### WRITTEN TASK
Look for "реле" in the listing below. Gather each line that contains it.

----

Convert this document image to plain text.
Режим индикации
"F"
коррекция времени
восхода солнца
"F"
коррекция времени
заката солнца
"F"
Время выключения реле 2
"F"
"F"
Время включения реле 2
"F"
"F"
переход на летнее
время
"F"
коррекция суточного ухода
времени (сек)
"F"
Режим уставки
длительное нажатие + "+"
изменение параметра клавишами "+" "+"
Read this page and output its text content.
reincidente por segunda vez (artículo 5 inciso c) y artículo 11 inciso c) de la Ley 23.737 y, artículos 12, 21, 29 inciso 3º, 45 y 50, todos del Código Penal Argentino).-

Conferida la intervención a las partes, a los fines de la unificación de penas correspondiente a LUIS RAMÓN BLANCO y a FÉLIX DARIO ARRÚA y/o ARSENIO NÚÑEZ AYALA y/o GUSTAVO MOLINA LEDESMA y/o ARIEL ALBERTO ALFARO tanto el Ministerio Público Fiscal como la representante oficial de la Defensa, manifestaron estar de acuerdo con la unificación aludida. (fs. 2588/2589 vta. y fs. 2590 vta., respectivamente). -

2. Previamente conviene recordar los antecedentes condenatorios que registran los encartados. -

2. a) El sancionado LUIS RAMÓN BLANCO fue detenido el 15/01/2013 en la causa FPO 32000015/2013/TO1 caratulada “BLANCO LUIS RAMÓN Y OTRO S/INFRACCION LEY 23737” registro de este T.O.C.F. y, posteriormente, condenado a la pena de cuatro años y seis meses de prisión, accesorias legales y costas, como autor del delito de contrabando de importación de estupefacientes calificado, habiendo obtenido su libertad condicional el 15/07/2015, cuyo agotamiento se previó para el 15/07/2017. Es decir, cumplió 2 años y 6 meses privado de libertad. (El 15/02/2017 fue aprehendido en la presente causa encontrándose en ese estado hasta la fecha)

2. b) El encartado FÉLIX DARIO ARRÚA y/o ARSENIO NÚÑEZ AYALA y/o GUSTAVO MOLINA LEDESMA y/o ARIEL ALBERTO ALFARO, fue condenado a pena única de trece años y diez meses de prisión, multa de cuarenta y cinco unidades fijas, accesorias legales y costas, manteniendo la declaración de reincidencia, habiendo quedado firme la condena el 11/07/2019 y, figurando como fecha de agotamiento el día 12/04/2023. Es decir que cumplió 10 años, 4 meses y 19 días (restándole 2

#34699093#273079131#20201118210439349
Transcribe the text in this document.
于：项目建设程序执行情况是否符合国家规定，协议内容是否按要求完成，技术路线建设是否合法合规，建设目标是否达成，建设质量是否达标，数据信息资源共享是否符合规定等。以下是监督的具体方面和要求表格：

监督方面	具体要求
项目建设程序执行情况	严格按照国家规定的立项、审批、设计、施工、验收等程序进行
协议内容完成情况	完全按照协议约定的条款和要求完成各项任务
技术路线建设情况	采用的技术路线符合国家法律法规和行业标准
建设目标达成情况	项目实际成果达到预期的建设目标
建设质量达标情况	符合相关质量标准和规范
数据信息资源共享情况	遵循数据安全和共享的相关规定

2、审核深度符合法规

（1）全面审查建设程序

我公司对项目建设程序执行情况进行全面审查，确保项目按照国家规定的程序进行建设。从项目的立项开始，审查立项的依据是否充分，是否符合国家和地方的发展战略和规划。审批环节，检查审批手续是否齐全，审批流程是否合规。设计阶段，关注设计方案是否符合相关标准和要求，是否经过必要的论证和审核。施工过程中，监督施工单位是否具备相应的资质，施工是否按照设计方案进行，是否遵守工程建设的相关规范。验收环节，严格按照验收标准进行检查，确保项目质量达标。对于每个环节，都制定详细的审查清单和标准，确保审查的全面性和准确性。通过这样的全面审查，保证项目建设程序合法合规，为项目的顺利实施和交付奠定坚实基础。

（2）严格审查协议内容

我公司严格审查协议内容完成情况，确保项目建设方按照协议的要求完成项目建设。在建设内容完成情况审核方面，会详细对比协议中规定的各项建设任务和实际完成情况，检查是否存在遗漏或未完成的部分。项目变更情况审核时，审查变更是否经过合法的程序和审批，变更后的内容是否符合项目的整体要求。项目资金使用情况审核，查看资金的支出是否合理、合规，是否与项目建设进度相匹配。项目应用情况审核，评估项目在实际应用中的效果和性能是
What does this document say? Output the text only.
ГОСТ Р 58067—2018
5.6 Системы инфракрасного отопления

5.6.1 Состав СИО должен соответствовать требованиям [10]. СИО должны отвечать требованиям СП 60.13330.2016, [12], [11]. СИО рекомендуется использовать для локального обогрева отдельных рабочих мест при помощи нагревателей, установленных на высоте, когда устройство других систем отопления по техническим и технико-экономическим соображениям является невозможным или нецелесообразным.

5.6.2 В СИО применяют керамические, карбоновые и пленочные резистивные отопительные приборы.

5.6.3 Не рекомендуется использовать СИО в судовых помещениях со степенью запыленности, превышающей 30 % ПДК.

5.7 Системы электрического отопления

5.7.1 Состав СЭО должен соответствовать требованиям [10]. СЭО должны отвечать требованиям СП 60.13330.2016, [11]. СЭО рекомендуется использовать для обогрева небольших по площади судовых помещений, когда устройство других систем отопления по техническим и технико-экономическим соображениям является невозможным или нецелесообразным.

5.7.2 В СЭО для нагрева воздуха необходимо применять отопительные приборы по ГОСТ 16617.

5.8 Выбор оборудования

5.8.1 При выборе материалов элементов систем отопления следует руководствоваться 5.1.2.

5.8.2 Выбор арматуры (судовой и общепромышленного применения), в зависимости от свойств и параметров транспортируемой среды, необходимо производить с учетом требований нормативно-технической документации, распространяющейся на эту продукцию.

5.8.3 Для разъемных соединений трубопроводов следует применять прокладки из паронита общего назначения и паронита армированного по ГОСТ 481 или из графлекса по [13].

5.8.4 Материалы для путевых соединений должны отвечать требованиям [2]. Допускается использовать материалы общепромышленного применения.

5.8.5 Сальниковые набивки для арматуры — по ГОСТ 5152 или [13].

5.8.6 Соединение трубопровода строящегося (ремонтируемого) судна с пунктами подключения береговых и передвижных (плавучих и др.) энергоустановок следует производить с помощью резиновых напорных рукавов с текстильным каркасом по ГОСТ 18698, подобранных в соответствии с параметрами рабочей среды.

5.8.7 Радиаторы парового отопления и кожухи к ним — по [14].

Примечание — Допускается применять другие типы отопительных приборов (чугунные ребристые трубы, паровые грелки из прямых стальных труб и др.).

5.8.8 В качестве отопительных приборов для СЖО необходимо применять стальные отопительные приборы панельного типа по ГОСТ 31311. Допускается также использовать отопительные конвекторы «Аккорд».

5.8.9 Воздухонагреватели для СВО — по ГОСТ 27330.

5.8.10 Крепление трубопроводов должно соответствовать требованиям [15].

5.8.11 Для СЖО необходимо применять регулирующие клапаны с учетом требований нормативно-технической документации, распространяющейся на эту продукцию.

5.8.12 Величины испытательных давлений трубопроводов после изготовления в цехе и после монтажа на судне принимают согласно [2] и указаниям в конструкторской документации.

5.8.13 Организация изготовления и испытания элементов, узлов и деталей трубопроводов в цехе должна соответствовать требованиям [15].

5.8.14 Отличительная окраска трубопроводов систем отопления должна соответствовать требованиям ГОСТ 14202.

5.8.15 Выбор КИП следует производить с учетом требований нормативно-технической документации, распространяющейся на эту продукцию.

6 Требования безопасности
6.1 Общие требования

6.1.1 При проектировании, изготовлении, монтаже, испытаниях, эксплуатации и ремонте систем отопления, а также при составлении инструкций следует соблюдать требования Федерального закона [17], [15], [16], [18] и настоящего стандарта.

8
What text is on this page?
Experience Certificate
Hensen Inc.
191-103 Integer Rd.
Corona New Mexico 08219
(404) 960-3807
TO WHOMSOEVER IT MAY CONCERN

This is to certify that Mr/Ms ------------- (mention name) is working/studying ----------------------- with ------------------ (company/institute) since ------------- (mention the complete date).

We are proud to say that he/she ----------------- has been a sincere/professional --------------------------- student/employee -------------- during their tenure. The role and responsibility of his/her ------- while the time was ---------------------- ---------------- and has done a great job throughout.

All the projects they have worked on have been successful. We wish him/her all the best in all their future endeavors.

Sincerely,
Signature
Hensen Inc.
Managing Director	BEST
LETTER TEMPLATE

----

### SOLUTION TO THIS EXERCISE
Время выключения реле 2
Время включения реле 2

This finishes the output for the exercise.